Identify each line holding the string "like" and copy it.

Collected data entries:
************

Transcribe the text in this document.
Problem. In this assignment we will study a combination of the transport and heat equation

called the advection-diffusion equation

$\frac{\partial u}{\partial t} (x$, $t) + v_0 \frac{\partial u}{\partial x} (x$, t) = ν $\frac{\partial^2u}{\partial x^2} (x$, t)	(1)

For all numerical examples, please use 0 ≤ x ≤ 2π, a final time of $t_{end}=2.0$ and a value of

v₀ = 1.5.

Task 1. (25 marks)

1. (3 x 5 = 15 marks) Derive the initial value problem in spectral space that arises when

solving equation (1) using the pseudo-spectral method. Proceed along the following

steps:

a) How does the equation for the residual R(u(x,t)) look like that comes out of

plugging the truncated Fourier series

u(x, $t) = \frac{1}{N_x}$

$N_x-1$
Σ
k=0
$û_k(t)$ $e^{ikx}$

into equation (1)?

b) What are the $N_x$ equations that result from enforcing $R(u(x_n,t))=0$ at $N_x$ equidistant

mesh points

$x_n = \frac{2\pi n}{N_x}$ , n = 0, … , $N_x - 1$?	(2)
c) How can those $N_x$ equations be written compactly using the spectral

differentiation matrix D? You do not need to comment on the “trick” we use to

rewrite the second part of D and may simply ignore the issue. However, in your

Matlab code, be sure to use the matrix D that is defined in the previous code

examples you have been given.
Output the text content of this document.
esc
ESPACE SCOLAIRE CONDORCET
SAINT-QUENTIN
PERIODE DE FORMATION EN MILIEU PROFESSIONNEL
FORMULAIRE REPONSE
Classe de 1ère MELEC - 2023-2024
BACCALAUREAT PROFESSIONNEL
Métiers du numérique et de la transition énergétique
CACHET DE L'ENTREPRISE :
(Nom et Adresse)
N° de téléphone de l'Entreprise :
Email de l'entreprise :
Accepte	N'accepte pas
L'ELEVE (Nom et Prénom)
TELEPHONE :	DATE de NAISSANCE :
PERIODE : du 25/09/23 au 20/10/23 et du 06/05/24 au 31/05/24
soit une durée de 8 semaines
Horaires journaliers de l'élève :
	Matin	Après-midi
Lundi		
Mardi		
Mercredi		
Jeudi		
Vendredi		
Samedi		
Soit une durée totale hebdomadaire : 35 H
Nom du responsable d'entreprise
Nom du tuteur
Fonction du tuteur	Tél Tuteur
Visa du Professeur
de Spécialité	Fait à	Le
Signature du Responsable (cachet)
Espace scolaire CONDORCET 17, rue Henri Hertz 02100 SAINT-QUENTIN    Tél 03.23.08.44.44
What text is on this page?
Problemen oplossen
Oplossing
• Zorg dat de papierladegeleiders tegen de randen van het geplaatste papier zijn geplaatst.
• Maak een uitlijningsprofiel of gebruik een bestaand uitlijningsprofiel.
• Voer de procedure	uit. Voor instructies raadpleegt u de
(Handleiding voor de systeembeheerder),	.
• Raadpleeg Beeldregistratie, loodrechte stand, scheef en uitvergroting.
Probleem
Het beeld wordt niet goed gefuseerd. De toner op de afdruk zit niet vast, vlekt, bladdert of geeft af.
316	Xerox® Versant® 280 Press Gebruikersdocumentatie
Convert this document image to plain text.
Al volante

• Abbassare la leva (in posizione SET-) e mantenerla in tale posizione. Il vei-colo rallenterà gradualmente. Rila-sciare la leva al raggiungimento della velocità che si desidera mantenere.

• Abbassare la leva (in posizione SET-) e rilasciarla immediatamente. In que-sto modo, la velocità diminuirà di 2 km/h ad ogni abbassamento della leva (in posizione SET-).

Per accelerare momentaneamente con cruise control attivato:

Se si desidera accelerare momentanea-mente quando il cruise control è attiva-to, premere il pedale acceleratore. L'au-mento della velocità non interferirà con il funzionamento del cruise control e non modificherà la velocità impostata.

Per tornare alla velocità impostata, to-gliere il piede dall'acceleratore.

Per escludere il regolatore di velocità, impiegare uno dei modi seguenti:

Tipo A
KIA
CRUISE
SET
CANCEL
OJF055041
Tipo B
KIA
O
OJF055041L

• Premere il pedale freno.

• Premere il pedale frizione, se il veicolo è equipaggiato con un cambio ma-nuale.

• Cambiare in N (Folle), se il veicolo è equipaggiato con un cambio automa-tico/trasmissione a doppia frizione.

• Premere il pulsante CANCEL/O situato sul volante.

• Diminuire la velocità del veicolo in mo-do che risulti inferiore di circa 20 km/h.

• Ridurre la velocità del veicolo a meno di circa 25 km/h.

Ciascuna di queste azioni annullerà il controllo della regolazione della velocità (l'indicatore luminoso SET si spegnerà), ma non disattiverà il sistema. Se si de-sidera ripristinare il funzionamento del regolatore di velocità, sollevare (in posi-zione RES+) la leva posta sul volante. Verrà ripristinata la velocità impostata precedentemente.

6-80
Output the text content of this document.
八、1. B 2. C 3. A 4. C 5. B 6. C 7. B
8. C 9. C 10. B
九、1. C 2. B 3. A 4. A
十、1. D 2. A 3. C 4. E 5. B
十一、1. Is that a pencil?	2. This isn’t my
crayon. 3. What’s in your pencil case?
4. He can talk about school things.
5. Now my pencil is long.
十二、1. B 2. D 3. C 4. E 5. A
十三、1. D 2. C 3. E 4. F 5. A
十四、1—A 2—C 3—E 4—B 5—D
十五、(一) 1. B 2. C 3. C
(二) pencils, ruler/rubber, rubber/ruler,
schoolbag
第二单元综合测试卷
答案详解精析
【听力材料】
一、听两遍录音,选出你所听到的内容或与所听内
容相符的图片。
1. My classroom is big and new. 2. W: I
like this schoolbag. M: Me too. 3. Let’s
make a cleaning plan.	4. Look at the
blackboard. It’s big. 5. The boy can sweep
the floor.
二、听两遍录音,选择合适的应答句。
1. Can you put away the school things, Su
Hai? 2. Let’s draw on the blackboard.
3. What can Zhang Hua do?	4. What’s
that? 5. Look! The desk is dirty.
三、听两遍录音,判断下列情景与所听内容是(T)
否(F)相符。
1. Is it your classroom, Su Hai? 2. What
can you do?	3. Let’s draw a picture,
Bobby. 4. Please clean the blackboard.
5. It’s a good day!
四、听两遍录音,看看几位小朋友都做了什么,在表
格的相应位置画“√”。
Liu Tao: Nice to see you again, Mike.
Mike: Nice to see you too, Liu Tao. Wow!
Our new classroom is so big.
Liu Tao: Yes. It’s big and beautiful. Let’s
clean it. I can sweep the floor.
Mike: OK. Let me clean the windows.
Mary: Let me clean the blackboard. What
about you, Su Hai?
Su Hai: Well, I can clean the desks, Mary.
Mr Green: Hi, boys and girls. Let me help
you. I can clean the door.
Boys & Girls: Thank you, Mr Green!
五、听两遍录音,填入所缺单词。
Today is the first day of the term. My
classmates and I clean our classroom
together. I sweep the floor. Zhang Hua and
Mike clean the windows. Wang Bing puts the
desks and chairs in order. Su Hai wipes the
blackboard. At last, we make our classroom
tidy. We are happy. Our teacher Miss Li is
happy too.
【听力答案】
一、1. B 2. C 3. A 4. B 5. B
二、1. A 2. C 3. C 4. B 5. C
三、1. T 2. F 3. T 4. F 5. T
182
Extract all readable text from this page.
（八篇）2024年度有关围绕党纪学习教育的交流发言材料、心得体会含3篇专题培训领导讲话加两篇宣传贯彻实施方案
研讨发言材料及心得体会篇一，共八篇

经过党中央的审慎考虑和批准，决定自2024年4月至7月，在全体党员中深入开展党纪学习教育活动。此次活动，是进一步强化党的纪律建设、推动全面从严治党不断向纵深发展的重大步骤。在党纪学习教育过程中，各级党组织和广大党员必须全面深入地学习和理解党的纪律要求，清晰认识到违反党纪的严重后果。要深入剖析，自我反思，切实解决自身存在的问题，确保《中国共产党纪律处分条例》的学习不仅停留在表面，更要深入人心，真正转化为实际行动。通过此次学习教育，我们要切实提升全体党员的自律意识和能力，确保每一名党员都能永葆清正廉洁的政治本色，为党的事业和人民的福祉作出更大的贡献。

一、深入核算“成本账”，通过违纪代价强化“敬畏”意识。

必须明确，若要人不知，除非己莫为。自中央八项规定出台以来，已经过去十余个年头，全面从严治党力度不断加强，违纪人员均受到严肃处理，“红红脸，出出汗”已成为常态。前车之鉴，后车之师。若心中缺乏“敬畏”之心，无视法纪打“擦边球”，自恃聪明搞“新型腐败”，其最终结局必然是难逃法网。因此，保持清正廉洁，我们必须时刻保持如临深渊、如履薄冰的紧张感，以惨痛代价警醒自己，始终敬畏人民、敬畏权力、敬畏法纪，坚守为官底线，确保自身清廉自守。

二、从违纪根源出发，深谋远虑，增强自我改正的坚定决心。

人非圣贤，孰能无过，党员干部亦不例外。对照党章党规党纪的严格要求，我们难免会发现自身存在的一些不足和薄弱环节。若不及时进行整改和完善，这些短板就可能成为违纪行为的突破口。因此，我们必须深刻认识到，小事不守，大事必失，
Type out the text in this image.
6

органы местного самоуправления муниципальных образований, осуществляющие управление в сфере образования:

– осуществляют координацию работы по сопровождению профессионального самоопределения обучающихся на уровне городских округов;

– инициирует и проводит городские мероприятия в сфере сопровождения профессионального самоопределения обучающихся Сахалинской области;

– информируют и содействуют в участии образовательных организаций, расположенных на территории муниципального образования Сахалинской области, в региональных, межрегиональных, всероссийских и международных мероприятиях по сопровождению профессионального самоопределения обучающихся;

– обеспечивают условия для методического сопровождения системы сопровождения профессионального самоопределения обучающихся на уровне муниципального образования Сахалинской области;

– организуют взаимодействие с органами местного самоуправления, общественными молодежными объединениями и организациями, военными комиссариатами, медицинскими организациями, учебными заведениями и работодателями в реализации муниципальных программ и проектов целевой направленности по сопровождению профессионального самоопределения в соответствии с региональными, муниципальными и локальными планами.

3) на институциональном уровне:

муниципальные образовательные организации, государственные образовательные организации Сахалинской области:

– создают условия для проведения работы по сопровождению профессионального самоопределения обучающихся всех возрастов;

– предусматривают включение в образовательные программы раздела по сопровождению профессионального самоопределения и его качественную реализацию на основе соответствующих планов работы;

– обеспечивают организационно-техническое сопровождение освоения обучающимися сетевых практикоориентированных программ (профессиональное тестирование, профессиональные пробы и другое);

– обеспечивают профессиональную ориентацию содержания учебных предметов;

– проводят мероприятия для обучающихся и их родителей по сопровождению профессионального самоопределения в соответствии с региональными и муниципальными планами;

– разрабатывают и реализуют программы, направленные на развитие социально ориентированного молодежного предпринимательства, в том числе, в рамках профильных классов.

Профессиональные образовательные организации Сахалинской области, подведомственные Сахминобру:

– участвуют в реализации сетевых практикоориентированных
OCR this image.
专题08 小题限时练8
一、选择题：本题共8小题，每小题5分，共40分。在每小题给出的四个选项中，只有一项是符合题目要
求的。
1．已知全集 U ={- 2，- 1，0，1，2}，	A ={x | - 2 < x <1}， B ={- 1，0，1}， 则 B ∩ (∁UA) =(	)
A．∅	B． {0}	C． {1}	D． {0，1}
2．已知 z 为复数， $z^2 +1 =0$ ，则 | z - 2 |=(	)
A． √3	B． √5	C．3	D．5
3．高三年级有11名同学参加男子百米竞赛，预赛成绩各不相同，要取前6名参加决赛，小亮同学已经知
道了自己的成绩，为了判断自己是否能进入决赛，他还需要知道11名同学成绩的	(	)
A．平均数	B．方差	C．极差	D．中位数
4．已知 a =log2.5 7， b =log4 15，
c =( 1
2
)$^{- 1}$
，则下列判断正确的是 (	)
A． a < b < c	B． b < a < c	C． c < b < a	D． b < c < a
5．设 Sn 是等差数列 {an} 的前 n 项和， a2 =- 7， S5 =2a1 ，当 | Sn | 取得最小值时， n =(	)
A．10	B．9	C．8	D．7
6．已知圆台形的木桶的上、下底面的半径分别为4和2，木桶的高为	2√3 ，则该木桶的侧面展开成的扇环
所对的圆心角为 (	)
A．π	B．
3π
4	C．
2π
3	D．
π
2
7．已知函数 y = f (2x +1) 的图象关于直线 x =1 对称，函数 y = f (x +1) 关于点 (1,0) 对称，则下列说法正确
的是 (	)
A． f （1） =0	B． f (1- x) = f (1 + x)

************

The answer »
a) How does the equation for the residual R(u(x,t)) look like that comes out of
like this schoolbag. M: Me too. 3. Let’s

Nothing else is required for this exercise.